- _STATED TASK_
Check each line of the data for "could" and select those that have it.

- _INFORMATION PROVIDED_
========================
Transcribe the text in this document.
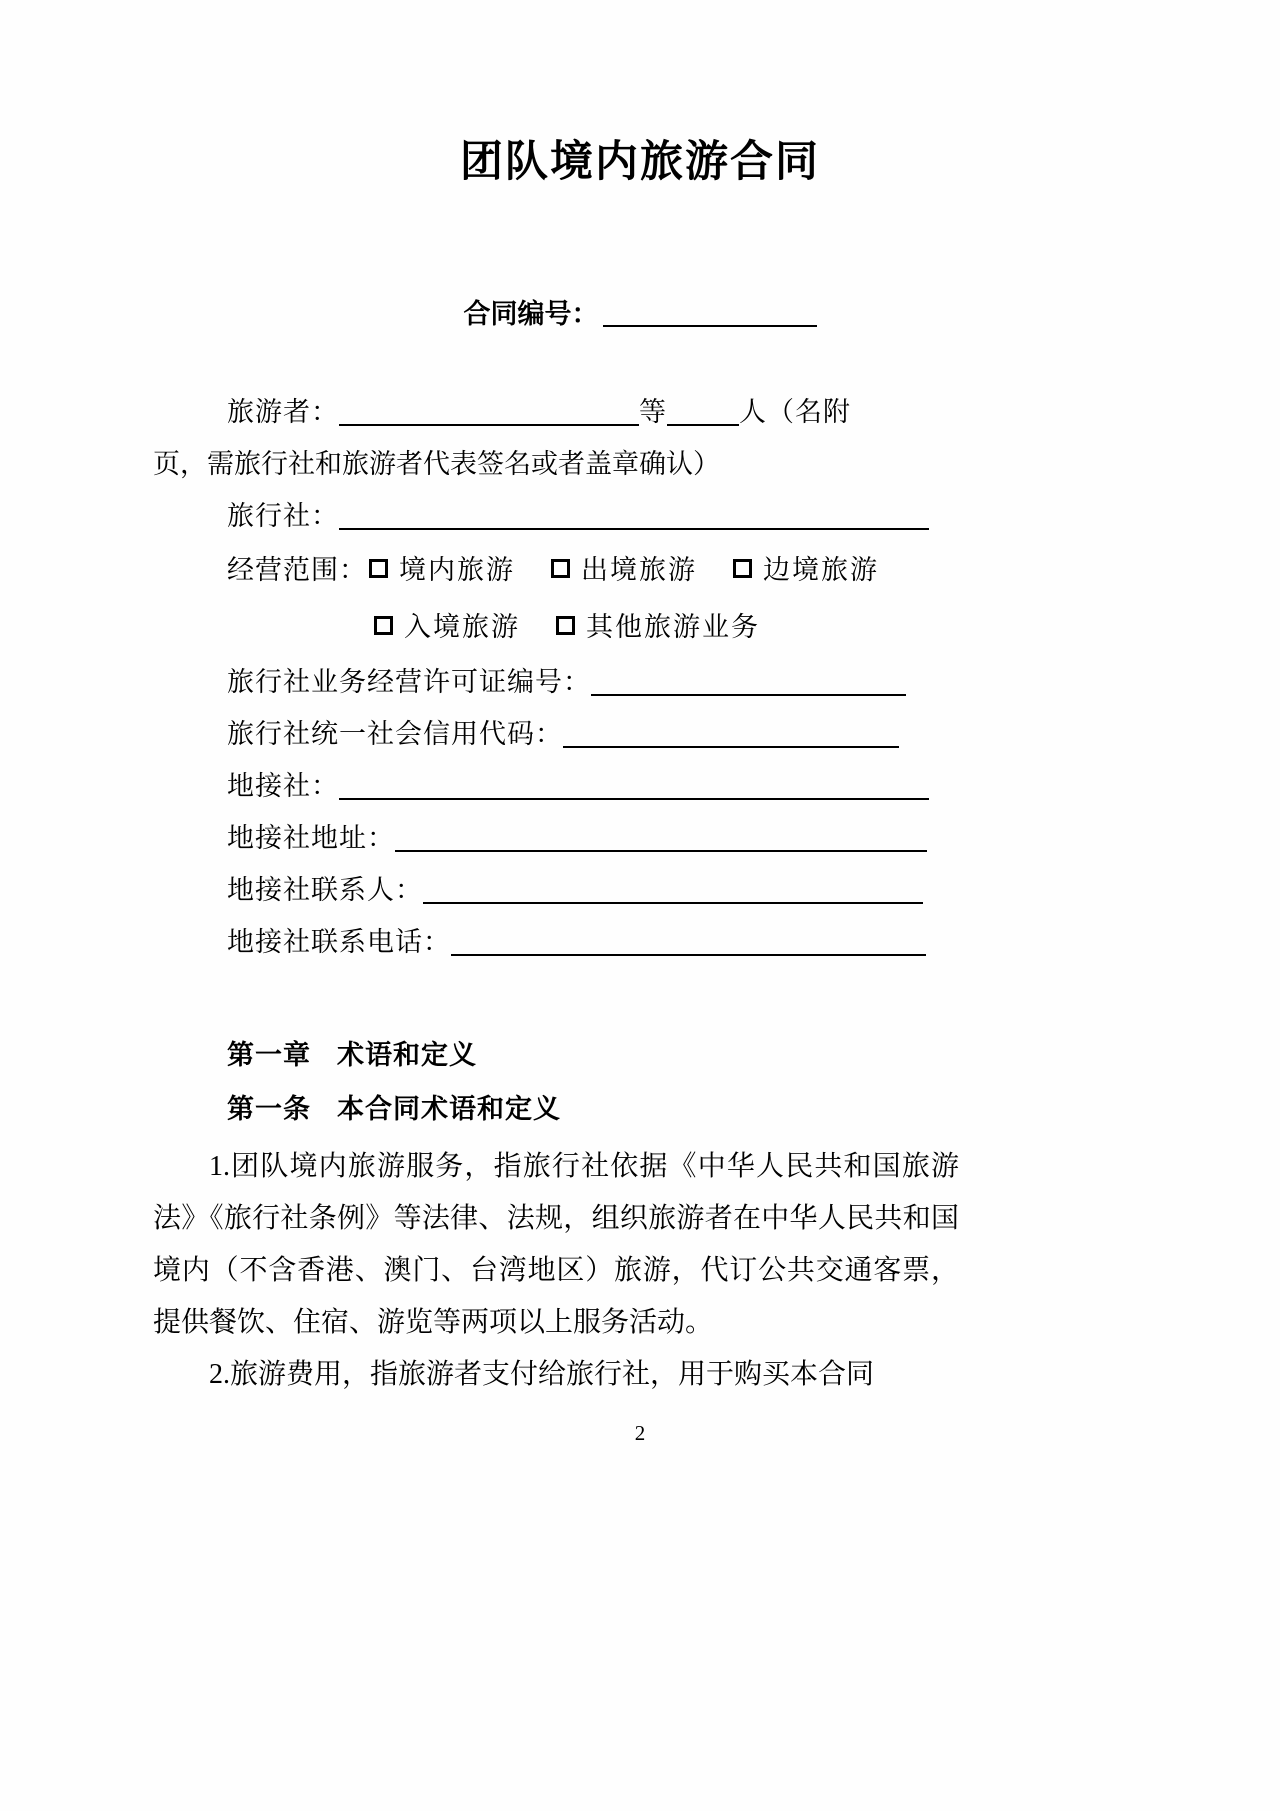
团队境内旅游合同
合同编号：
旅游者：	等	人（名附
页，需旅行社和旅游者代表签名或者盖章确认）
旅行社：
经营范围： 境内旅游 出境旅游 边境旅游
入境旅游 其他旅游业务
旅行社业务经营许可证编号：
旅行社统一社会信用代码：
地接社：
地接社地址：
地接社联系人：
地接社联系电话：
第一章 术语和定义
第一条 本合同术语和定义

1.团队境内旅游服务，指旅行社依据《中华人民共和国旅游法》《旅行社条例》等法律、法规，组织旅游者在中华人民共和国境内（不含香港、澳门、台湾地区）旅游，代订公共交通客票，提供餐饮、住宿、游览等两项以上服务活动。

2.旅游费用，指旅游者支付给旅行社，用于购买本合同

2
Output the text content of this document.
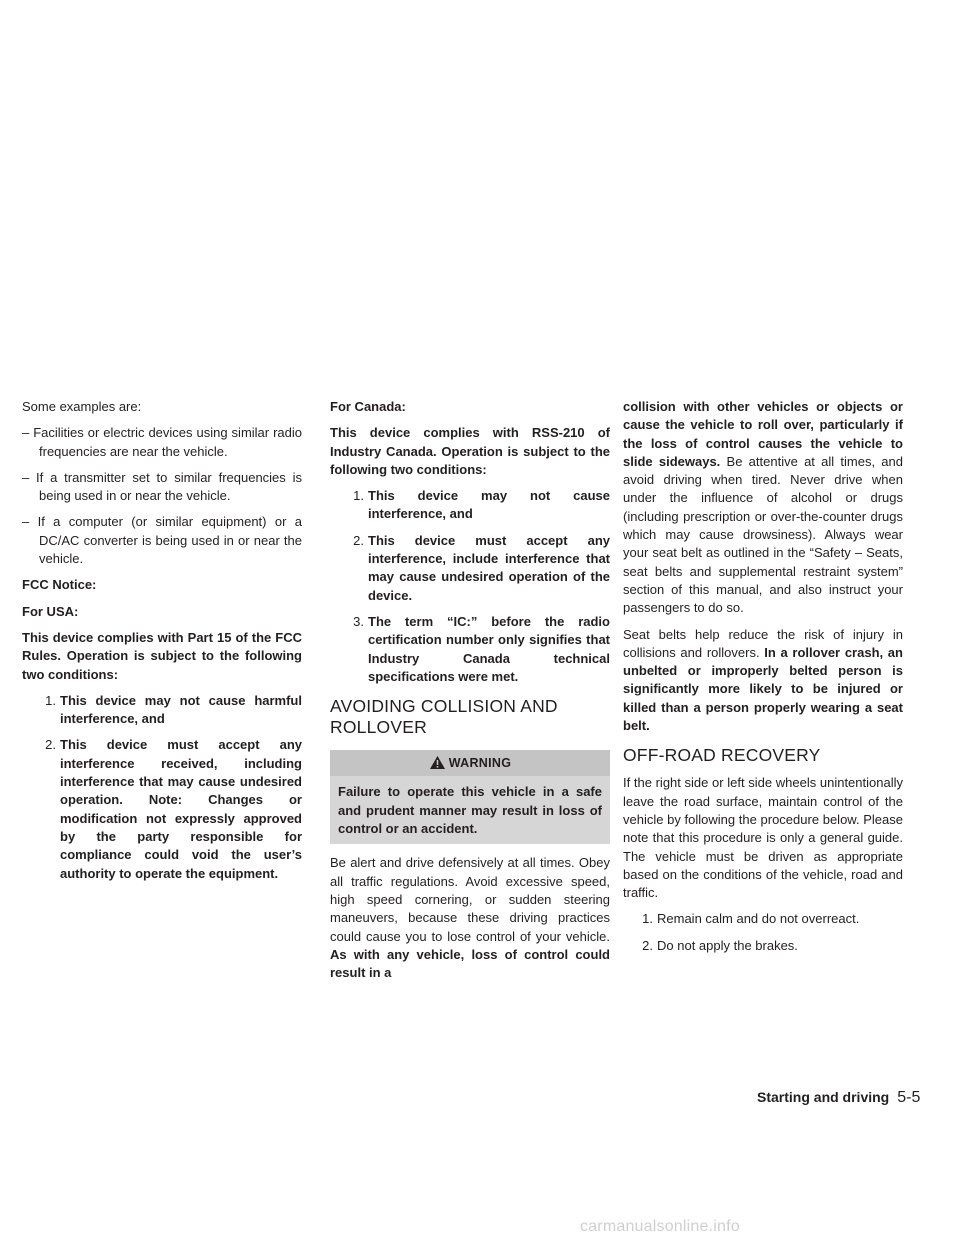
Some examples are:

– Facilities or electric devices using similar radio frequencies are near the vehicle.
– If a transmitter set to similar frequencies is being used in or near the vehicle.
– If a computer (or similar equipment) or a DC/AC converter is being used in or near the vehicle.

FCC Notice:

For USA:

This device complies with Part 15 of the FCC Rules. Operation is subject to the following two conditions:

1. This device may not cause harmful interference, and
2. This device must accept any interference received, including interference that may cause undesired operation. Note: Changes or modification not expressly approved by the party responsible for compliance could void the user’s authority to operate the equipment.

For Canada:

This device complies with RSS-210 of Industry Canada. Operation is subject to the following two conditions:

1. This device may not cause interference, and
2. This device must accept any interference, include interference that may cause undesired operation of the device.
3. The term “IC:” before the radio certification number only signifies that Industry Canada technical specifications were met.
AVOIDING COLLISION AND
ROLLOVER
WARNING
Failure to operate this vehicle in a safe and prudent manner may result in loss of control or an accident.

Be alert and drive defensively at all times. Obey all traffic regulations. Avoid excessive speed, high speed cornering, or sudden steering maneuvers, because these driving practices could cause you to lose control of your vehicle. As with any vehicle, loss of control could result in a

collision with other vehicles or objects or cause the vehicle to roll over, particularly if the loss of control causes the vehicle to slide sideways. Be attentive at all times, and avoid driving when tired. Never drive when under the influence of alcohol or drugs (including prescription or over-the-counter drugs which may cause drowsiness). Always wear your seat belt as outlined in the “Safety – Seats, seat belts and supplemental restraint system” section of this manual, and also instruct your passengers to do so.

Seat belts help reduce the risk of injury in collisions and rollovers. In a rollover crash, an unbelted or improperly belted person is significantly more likely to be injured or killed than a person properly wearing a seat belt.

OFF-ROAD RECOVERY

If the right side or left side wheels unintentionally leave the road surface, maintain control of the vehicle by following the procedure below. Please note that this procedure is only a general guide. The vehicle must be driven as appropriate based on the conditions of the vehicle, road and traffic.

1. Remain calm and do not overreact.
2. Do not apply the brakes.
Starting and driving 5-5
carmanualsonline.info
========================
- _RIGHT ANSWER_
2. This device must accept any interference received, including interference that may cause undesired operation. Note: Changes or modification not expressly approved by the party responsible for compliance could void the user’s authority to operate the equipment.
Be alert and drive defensively at all times. Obey all traffic regulations. Avoid excessive speed, high speed cornering, or sudden steering maneuvers, because these driving practices could cause you to lose control of your vehicle. As with any vehicle, loss of control could result in a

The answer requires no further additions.